What follows is a listing; give it again exactly, in its entirety.

Start Material for the task

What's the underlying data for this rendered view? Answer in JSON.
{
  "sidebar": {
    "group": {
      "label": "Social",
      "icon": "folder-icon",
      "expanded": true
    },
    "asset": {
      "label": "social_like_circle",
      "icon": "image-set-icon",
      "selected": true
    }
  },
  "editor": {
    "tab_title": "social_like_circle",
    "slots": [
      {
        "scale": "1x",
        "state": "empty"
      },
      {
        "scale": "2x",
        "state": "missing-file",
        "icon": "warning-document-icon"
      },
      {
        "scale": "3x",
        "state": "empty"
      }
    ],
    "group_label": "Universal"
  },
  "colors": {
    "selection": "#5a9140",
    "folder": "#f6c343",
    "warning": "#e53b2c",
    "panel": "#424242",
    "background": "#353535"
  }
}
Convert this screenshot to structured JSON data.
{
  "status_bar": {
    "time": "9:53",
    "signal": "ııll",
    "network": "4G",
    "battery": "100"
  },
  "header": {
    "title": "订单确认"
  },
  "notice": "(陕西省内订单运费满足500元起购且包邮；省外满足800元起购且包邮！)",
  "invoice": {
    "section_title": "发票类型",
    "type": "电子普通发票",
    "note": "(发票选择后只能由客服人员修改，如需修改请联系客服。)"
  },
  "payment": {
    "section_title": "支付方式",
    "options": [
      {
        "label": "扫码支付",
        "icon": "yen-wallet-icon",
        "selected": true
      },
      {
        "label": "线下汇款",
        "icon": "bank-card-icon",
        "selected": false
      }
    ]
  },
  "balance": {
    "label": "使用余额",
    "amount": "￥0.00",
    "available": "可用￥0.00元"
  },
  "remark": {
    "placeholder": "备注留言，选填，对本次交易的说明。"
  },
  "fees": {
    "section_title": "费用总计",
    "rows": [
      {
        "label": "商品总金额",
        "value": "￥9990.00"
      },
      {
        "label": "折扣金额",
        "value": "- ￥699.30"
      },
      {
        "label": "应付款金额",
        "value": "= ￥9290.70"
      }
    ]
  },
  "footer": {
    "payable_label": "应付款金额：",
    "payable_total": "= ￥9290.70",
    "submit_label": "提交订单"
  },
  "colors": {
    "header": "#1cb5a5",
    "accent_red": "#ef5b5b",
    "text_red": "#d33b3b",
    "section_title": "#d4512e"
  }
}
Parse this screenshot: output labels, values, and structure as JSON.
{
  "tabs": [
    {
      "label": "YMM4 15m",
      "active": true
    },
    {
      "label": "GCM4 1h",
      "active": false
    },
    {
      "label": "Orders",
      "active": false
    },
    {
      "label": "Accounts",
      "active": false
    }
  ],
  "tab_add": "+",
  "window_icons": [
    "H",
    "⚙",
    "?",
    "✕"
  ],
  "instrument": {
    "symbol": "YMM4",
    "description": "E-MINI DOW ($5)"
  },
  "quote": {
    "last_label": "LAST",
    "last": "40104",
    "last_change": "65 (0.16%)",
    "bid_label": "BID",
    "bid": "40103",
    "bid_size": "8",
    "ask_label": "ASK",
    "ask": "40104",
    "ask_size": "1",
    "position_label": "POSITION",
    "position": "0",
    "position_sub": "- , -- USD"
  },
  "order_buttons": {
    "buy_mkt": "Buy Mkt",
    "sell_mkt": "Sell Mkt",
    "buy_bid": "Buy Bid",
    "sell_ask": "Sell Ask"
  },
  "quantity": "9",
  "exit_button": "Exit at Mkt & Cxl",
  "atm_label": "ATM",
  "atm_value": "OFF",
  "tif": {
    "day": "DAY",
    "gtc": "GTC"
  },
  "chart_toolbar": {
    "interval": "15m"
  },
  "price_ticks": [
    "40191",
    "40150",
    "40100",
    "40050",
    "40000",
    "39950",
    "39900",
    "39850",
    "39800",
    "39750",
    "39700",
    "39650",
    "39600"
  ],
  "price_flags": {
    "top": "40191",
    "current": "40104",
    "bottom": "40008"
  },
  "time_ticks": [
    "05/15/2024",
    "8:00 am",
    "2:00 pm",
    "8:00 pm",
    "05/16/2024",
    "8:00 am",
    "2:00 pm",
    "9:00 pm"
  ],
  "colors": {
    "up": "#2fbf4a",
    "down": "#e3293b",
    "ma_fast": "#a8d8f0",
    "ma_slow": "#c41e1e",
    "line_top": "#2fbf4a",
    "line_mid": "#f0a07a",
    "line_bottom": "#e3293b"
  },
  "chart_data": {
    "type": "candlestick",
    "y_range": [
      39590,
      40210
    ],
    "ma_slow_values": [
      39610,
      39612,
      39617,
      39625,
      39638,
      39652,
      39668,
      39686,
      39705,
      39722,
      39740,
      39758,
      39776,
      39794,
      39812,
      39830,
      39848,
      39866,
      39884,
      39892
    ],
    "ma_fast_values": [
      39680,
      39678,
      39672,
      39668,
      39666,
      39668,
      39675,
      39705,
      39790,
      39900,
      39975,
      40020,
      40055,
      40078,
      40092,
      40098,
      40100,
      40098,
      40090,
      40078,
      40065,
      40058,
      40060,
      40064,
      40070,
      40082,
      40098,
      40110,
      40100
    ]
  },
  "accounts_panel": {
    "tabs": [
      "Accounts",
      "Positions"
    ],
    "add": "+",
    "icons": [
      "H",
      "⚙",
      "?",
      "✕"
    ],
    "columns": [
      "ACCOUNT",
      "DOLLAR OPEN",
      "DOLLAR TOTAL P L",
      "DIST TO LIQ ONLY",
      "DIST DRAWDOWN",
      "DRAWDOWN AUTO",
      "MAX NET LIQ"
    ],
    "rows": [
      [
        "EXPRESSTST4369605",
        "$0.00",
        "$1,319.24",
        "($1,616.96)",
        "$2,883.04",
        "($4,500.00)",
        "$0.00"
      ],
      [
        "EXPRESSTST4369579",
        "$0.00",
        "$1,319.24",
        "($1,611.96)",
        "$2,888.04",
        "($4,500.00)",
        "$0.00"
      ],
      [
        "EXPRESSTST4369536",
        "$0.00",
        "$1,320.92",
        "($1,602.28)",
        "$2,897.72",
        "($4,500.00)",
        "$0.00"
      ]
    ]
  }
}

End Material for the task

**Task output:**
What's the underlying data for this rendered view? Answer in JSON.
{
  "sidebar": {
    "group": {
      "label": "Social",
      "icon": "folder-icon",
      "expanded": true
    },
    "asset": {
      "label": "social_like_circle",
      "icon": "image-set-icon",
      "selected": true
    }
  },
  "editor": {
    "tab_title": "social_like_circle",
    "slots": [
      {
        "scale": "1x",
        "state": "empty"
      },
      {
        "scale": "2x",
        "state": "missing-file",
        "icon": "warning-document-icon"
      },
      {
        "scale": "3x",
        "state": "empty"
      }
    ],
    "group_label": "Universal"
  },
  "colors": {
    "selection": "#5a9140",
    "folder": "#f6c343",
    "warning": "#e53b2c",
    "panel": "#424242",
    "background": "#353535"
  }
}
Convert this screenshot to structured JSON data.
{
  "status_bar": {
    "time": "9:53",
    "signal": "ııll",
    "network": "4G",
    "battery": "100"
  },
  "header": {
    "title": "订单确认"
  },
  "notice": "(陕西省内订单运费满足500元起购且包邮；省外满足800元起购且包邮！)",
  "invoice": {
    "section_title": "发票类型",
    "type": "电子普通发票",
    "note": "(发票选择后只能由客服人员修改，如需修改请联系客服。)"
  },
  "payment": {
    "section_title": "支付方式",
    "options": [
      {
        "label": "扫码支付",
        "icon": "yen-wallet-icon",
        "selected": true
      },
      {
        "label": "线下汇款",
        "icon": "bank-card-icon",
        "selected": false
      }
    ]
  },
  "balance": {
    "label": "使用余额",
    "amount": "￥0.00",
    "available": "可用￥0.00元"
  },
  "remark": {
    "placeholder": "备注留言，选填，对本次交易的说明。"
  },
  "fees": {
    "section_title": "费用总计",
    "rows": [
      {
        "label": "商品总金额",
        "value": "￥9990.00"
      },
      {
        "label": "折扣金额",
        "value": "- ￥699.30"
      },
      {
        "label": "应付款金额",
        "value": "= ￥9290.70"
      }
    ]
  },
  "footer": {
    "payable_label": "应付款金额：",
    "payable_total": "= ￥9290.70",
    "submit_label": "提交订单"
  },
  "colors": {
    "header": "#1cb5a5",
    "accent_red": "#ef5b5b",
    "text_red": "#d33b3b",
    "section_title": "#d4512e"
  }
}
Parse this screenshot: output labels, values, and structure as JSON.
{
  "tabs": [
    {
      "label": "YMM4 15m",
      "active": true
    },
    {
      "label": "GCM4 1h",
      "active": false
    },
    {
      "label": "Orders",
      "active": false
    },
    {
      "label": "Accounts",
      "active": false
    }
  ],
  "tab_add": "+",
  "window_icons": [
    "H",
    "⚙",
    "?",
    "✕"
  ],
  "instrument": {
    "symbol": "YMM4",
    "description": "E-MINI DOW ($5)"
  },
  "quote": {
    "last_label": "LAST",
    "last": "40104",
    "last_change": "65 (0.16%)",
    "bid_label": "BID",
    "bid": "40103",
    "bid_size": "8",
    "ask_label": "ASK",
    "ask": "40104",
    "ask_size": "1",
    "position_label": "POSITION",
    "position": "0",
    "position_sub": "- , -- USD"
  },
  "order_buttons": {
    "buy_mkt": "Buy Mkt",
    "sell_mkt": "Sell Mkt",
    "buy_bid": "Buy Bid",
    "sell_ask": "Sell Ask"
  },
  "quantity": "9",
  "exit_button": "Exit at Mkt & Cxl",
  "atm_label": "ATM",
  "atm_value": "OFF",
  "tif": {
    "day": "DAY",
    "gtc": "GTC"
  },
  "chart_toolbar": {
    "interval": "15m"
  },
  "price_ticks": [
    "40191",
    "40150",
    "40100",
    "40050",
    "40000",
    "39950",
    "39900",
    "39850",
    "39800",
    "39750",
    "39700",
    "39650",
    "39600"
  ],
  "price_flags": {
    "top": "40191",
    "current": "40104",
    "bottom": "40008"
  },
  "time_ticks": [
    "05/15/2024",
    "8:00 am",
    "2:00 pm",
    "8:00 pm",
    "05/16/2024",
    "8:00 am",
    "2:00 pm",
    "9:00 pm"
  ],
  "colors": {
    "up": "#2fbf4a",
    "down": "#e3293b",
    "ma_fast": "#a8d8f0",
    "ma_slow": "#c41e1e",
    "line_top": "#2fbf4a",
    "line_mid": "#f0a07a",
    "line_bottom": "#e3293b"
  },
  "chart_data": {
    "type": "candlestick",
    "y_range": [
      39590,
      40210
    ],
    "ma_slow_values": [
      39610,
      39612,
      39617,
      39625,
      39638,
      39652,
      39668,
      39686,
      39705,
      39722,
      39740,
      39758,
      39776,
      39794,
      39812,
      39830,
      39848,
      39866,
      39884,
      39892
    ],
    "ma_fast_values": [
      39680,
      39678,
      39672,
      39668,
      39666,
      39668,
      39675,
      39705,
      39790,
      39900,
      39975,
      40020,
      40055,
      40078,
      40092,
      40098,
      40100,
      40098,
      40090,
      40078,
      40065,
      40058,
      40060,
      40064,
      40070,
      40082,
      40098,
      40110,
      40100
    ]
  },
  "accounts_panel": {
    "tabs": [
      "Accounts",
      "Positions"
    ],
    "add": "+",
    "icons": [
      "H",
      "⚙",
      "?",
      "✕"
    ],
    "columns": [
      "ACCOUNT",
      "DOLLAR OPEN",
      "DOLLAR TOTAL P L",
      "DIST TO LIQ ONLY",
      "DIST DRAWDOWN",
      "DRAWDOWN AUTO",
      "MAX NET LIQ"
    ],
    "rows": [
      [
        "EXPRESSTST4369605",
        "$0.00",
        "$1,319.24",
        "($1,616.96)",
        "$2,883.04",
        "($4,500.00)",
        "$0.00"
      ],
      [
        "EXPRESSTST4369579",
        "$0.00",
        "$1,319.24",
        "($1,611.96)",
        "$2,888.04",
        "($4,500.00)",
        "$0.00"
      ],
      [
        "EXPRESSTST4369536",
        "$0.00",
        "$1,320.92",
        "($1,602.28)",
        "$2,897.72",
        "($4,500.00)",
        "$0.00"
      ]
    ]
  }
}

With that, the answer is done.